● **ENTRIES SHOWN**:
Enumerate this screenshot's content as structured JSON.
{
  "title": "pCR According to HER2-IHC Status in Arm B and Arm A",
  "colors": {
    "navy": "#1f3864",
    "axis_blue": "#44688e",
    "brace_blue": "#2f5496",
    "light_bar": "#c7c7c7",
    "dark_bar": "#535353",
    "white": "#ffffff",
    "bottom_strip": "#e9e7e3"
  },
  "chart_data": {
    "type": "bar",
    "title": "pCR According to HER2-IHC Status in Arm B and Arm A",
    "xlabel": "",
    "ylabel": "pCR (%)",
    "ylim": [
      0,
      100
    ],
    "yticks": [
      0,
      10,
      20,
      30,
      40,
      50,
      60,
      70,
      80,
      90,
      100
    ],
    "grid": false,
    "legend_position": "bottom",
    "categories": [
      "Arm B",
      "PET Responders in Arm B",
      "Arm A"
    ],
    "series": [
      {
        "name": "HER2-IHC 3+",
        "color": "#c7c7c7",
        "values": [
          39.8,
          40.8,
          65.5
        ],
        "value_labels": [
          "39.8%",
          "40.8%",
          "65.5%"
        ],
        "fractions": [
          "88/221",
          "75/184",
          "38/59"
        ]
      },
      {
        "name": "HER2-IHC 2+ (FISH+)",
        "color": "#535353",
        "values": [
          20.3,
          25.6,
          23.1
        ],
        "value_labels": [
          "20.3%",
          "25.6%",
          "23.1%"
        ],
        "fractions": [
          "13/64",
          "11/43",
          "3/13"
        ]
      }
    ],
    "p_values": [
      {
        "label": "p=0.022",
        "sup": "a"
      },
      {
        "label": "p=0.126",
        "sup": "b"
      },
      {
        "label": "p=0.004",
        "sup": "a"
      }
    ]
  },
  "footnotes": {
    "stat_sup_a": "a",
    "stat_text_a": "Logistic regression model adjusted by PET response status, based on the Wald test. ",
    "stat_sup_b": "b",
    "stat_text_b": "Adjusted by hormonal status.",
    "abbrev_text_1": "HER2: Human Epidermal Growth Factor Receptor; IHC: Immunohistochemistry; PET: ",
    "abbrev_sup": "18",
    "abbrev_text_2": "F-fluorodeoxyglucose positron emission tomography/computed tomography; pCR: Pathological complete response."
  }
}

● **GIVEN INSTRUCTION**: Extract from the material all lines containing the string "title".

● **CORRECT RESPONSE**:
  "title": "pCR According to HER2-IHC Status in Arm B and Arm A",
    "title": "pCR According to HER2-IHC Status in Arm B and Arm A",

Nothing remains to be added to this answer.